*Set problem*: What follows is a block of records; restate each one word for word.

*Given records*:
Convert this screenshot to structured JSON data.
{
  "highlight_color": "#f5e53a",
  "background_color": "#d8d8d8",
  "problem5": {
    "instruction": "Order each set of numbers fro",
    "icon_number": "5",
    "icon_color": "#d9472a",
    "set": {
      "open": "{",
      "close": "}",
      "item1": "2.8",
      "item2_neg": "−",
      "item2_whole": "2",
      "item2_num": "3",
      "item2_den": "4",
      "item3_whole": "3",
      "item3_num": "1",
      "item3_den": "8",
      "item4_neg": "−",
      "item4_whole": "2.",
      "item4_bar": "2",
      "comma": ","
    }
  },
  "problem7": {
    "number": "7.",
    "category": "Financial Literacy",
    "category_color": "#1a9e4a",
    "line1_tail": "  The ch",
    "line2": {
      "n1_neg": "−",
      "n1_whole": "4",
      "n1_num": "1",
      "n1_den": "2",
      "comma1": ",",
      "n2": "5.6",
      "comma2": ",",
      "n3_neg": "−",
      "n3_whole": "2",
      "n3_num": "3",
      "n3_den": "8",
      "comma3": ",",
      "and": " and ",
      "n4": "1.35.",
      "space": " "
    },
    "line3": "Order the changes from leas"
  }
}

*Finished exercise*:
Convert this screenshot to structured JSON data.
{
  "highlight_color": "#f5e53a",
  "background_color": "#d8d8d8",
  "problem5": {
    "instruction": "Order each set of numbers fro",
    "icon_number": "5",
    "icon_color": "#d9472a",
    "set": {
      "open": "{",
      "close": "}",
      "item1": "2.8",
      "item2_neg": "−",
      "item2_whole": "2",
      "item2_num": "3",
      "item2_den": "4",
      "item3_whole": "3",
      "item3_num": "1",
      "item3_den": "8",
      "item4_neg": "−",
      "item4_whole": "2.",
      "item4_bar": "2",
      "comma": ","
    }
  },
  "problem7": {
    "number": "7.",
    "category": "Financial Literacy",
    "category_color": "#1a9e4a",
    "line1_tail": "  The ch",
    "line2": {
      "n1_neg": "−",
      "n1_whole": "4",
      "n1_num": "1",
      "n1_den": "2",
      "comma1": ",",
      "n2": "5.6",
      "comma2": ",",
      "n3_neg": "−",
      "n3_whole": "2",
      "n3_num": "3",
      "n3_den": "8",
      "comma3": ",",
      "and": " and ",
      "n4": "1.35.",
      "space": " "
    },
    "line3": "Order the changes from leas"
  }
}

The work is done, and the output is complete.